───── INPUT RECORDS

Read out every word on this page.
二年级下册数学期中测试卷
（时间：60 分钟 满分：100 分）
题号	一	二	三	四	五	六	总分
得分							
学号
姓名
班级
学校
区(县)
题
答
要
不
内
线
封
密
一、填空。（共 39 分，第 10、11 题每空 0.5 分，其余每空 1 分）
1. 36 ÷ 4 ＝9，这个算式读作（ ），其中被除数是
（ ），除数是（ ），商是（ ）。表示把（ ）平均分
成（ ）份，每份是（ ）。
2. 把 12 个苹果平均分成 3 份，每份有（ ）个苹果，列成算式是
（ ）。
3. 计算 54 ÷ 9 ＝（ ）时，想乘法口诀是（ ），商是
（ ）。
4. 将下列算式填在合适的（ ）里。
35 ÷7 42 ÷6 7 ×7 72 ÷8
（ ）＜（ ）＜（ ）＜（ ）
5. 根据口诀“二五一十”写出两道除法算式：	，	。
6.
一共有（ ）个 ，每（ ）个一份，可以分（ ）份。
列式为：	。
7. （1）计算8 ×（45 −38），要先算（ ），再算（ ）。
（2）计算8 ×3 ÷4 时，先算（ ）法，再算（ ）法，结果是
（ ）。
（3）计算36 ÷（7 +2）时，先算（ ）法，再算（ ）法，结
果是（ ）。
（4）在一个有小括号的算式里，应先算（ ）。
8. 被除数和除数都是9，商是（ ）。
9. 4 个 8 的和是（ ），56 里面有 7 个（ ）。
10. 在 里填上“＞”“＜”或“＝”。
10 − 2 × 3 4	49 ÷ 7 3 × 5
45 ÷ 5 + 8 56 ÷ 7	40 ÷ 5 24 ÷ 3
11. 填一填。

──────────
───── INPUT RECORDS

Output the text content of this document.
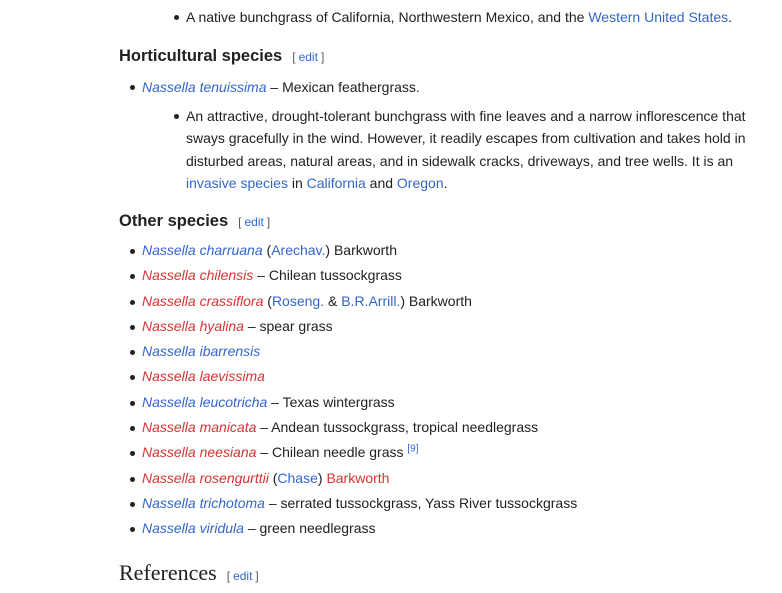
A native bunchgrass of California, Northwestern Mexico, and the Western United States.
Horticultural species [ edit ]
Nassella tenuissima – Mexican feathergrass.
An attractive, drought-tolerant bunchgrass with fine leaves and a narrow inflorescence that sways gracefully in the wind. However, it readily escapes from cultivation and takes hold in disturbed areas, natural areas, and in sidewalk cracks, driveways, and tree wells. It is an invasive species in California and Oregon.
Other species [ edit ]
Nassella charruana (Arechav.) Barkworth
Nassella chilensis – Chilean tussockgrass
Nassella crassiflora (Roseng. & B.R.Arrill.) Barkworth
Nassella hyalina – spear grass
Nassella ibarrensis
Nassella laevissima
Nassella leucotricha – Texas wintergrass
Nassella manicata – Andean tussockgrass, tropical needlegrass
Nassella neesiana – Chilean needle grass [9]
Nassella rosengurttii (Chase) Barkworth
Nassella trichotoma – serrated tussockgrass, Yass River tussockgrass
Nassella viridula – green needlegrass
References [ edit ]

──────────

EXERCISE INSTRUCTIONS:
Where a line above holds the string "edit", show that line.

SOLUTION FOR THIS PROBLEM:
Horticultural species [ edit ]
Other species [ edit ]
References [ edit ]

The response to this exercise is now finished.